#### [Task brief]
Exactly repeat the line that contains "Output the text content of this document.", then every line after it up to and including the final line.
+++ Dataset records
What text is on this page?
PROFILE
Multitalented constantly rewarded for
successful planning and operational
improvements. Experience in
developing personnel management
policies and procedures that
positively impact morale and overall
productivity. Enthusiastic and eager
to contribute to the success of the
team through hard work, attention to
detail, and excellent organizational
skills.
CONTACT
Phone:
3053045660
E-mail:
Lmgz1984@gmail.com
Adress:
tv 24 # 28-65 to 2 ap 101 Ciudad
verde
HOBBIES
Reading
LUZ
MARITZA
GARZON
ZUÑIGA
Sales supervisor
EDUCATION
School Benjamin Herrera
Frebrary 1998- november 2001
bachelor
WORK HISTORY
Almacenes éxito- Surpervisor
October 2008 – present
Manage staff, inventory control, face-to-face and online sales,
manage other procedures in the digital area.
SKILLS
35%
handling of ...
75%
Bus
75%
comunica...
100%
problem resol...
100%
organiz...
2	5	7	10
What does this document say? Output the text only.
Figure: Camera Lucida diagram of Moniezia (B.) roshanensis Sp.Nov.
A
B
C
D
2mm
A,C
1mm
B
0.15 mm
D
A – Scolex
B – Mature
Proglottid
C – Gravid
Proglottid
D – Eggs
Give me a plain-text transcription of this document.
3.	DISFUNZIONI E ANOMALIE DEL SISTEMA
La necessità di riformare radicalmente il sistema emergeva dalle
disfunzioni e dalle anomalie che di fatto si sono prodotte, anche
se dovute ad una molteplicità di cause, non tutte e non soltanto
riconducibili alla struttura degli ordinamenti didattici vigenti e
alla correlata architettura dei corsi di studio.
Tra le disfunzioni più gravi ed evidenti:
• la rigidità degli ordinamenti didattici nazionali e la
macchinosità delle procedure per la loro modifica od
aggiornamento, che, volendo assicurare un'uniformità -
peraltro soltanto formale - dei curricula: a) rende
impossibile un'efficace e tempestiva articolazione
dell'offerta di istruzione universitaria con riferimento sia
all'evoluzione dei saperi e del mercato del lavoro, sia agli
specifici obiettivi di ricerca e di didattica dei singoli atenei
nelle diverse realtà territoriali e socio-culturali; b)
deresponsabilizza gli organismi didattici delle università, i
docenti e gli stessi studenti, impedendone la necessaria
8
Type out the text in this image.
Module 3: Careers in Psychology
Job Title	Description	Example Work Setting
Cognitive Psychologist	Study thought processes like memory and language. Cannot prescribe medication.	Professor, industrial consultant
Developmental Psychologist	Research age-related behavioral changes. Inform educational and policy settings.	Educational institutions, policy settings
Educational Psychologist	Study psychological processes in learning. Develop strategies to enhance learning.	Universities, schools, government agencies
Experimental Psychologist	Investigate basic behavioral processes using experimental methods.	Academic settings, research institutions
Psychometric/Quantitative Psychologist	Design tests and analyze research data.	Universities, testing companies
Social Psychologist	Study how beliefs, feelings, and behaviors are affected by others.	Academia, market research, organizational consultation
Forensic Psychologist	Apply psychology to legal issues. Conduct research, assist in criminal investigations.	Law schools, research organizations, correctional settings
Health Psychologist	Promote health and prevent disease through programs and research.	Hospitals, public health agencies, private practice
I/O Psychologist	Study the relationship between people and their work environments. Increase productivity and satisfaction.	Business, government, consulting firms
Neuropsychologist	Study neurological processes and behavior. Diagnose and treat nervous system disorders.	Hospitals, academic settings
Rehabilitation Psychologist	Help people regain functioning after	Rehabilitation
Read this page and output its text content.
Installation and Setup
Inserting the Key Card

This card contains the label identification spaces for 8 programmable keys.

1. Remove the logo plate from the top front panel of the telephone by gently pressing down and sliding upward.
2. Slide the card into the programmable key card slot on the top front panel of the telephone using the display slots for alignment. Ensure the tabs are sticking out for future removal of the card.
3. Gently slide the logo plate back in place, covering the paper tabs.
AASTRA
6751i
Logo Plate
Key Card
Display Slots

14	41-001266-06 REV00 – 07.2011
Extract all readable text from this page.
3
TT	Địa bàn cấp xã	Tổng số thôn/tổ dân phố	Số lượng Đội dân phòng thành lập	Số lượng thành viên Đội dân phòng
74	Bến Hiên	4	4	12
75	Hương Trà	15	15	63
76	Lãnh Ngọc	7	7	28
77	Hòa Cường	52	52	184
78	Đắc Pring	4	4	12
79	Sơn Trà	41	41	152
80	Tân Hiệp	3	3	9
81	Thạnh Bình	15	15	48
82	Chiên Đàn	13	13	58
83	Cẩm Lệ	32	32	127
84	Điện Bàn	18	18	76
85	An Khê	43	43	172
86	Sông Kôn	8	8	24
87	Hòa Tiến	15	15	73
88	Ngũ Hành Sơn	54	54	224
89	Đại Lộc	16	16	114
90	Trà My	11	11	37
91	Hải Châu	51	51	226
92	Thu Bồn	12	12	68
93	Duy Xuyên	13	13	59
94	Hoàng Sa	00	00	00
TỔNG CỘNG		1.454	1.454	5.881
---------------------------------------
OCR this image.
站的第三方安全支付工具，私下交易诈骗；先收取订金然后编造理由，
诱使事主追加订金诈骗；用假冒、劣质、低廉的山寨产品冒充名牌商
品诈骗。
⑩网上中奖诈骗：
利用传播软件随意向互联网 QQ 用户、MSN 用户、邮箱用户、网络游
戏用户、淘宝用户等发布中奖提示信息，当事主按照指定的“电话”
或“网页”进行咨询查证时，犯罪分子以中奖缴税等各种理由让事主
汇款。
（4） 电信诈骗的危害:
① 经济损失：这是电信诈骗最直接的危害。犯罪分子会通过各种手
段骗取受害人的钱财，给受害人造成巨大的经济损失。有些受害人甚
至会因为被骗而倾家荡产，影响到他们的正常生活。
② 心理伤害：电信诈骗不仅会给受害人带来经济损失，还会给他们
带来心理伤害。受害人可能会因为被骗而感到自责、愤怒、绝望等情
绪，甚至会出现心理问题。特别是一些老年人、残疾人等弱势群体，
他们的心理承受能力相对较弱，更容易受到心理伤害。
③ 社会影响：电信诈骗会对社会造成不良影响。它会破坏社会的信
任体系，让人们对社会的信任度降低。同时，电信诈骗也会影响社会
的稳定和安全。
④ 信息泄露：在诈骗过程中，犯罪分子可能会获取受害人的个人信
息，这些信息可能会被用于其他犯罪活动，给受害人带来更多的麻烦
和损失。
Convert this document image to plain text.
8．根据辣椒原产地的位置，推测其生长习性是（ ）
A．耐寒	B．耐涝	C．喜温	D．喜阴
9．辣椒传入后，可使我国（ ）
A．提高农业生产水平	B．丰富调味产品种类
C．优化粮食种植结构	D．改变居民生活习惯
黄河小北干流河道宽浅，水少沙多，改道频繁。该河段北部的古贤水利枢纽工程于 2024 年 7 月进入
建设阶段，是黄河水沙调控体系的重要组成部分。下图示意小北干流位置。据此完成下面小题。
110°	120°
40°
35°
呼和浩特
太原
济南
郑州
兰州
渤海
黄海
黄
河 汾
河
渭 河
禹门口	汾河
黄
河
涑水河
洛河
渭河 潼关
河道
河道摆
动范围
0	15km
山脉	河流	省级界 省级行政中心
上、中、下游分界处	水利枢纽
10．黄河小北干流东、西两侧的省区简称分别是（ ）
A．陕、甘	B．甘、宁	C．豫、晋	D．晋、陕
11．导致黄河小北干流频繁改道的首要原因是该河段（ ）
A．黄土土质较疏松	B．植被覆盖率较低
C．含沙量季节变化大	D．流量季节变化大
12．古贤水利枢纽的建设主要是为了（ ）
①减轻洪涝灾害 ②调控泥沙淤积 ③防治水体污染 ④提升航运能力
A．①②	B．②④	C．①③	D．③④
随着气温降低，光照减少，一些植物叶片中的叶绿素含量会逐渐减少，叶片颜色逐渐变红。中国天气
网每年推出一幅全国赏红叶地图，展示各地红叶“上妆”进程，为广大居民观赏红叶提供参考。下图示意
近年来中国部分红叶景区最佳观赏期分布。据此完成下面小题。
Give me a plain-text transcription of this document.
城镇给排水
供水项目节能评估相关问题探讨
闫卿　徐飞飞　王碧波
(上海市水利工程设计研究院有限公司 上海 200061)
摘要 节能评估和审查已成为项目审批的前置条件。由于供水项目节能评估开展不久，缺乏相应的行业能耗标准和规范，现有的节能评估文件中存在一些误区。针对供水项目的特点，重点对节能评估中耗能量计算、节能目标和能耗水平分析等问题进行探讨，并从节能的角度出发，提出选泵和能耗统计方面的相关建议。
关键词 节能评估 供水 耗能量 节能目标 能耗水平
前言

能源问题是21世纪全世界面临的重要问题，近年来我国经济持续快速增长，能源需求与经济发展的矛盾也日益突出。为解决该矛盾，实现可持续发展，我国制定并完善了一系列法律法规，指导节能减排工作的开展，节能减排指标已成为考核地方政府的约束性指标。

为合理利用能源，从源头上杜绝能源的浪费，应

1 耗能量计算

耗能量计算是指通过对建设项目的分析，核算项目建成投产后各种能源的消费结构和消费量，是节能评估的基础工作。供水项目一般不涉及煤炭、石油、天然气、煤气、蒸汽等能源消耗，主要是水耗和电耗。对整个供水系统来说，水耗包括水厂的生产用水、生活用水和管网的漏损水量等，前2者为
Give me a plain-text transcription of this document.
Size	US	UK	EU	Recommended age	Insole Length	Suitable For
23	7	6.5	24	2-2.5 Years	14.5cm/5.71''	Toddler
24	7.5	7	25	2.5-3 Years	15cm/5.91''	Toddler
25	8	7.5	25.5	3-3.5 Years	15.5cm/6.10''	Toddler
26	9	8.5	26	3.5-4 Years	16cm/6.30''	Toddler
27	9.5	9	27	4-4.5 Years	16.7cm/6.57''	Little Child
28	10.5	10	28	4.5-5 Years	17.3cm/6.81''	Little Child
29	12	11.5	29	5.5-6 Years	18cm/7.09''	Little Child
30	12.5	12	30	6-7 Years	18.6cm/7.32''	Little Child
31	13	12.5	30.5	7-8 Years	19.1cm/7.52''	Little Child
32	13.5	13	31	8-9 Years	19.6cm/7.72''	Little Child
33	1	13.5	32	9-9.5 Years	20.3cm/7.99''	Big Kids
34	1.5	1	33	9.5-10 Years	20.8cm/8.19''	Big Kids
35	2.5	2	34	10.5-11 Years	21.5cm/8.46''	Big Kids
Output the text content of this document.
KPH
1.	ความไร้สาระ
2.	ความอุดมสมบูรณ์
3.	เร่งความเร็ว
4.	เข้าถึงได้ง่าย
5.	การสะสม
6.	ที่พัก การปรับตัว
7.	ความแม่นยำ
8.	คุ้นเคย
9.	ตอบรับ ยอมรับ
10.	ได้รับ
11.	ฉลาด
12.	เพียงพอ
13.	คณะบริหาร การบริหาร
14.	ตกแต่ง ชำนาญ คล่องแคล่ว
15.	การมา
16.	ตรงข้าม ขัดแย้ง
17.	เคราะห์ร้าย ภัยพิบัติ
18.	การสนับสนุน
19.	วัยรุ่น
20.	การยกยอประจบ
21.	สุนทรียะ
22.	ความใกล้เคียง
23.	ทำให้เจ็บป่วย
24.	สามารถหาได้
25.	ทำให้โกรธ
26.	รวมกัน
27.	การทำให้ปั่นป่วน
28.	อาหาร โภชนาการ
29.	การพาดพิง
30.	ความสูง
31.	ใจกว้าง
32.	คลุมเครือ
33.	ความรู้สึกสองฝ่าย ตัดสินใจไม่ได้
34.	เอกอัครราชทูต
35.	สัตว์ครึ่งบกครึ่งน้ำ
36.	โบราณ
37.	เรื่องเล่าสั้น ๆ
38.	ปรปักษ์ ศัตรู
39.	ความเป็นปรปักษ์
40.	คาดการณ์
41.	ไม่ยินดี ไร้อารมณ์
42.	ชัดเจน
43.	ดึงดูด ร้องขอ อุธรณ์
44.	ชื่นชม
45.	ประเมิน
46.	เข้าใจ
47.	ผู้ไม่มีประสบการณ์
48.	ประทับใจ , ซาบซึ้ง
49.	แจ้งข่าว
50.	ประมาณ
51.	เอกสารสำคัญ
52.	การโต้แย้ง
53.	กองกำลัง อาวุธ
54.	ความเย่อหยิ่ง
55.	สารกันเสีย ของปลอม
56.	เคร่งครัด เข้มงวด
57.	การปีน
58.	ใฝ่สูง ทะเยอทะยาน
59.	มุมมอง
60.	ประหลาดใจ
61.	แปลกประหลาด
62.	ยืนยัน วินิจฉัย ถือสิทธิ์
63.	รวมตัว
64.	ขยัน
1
++++++
#### [Output for this task]
Output the text content of this document.
KPH
1.	ความไร้สาระ
2.	ความอุดมสมบูรณ์
3.	เร่งความเร็ว
4.	เข้าถึงได้ง่าย
5.	การสะสม
6.	ที่พัก การปรับตัว
7.	ความแม่นยำ
8.	คุ้นเคย
9.	ตอบรับ ยอมรับ
10.	ได้รับ
11.	ฉลาด
12.	เพียงพอ
13.	คณะบริหาร การบริหาร
14.	ตกแต่ง ชำนาญ คล่องแคล่ว
15.	การมา
16.	ตรงข้าม ขัดแย้ง
17.	เคราะห์ร้าย ภัยพิบัติ
18.	การสนับสนุน
19.	วัยรุ่น
20.	การยกยอประจบ
21.	สุนทรียะ
22.	ความใกล้เคียง
23.	ทำให้เจ็บป่วย
24.	สามารถหาได้
25.	ทำให้โกรธ
26.	รวมกัน
27.	การทำให้ปั่นป่วน
28.	อาหาร โภชนาการ
29.	การพาดพิง
30.	ความสูง
31.	ใจกว้าง
32.	คลุมเครือ
33.	ความรู้สึกสองฝ่าย ตัดสินใจไม่ได้
34.	เอกอัครราชทูต
35.	สัตว์ครึ่งบกครึ่งน้ำ
36.	โบราณ
37.	เรื่องเล่าสั้น ๆ
38.	ปรปักษ์ ศัตรู
39.	ความเป็นปรปักษ์
40.	คาดการณ์
41.	ไม่ยินดี ไร้อารมณ์
42.	ชัดเจน
43.	ดึงดูด ร้องขอ อุธรณ์
44.	ชื่นชม
45.	ประเมิน
46.	เข้าใจ
47.	ผู้ไม่มีประสบการณ์
48.	ประทับใจ , ซาบซึ้ง
49.	แจ้งข่าว
50.	ประมาณ
51.	เอกสารสำคัญ
52.	การโต้แย้ง
53.	กองกำลัง อาวุธ
54.	ความเย่อหยิ่ง
55.	สารกันเสีย ของปลอม
56.	เคร่งครัด เข้มงวด
57.	การปีน
58.	ใฝ่สูง ทะเยอทะยาน
59.	มุมมอง
60.	ประหลาดใจ
61.	แปลกประหลาด
62.	ยืนยัน วินิจฉัย ถือสิทธิ์
63.	รวมตัว
64.	ขยัน
1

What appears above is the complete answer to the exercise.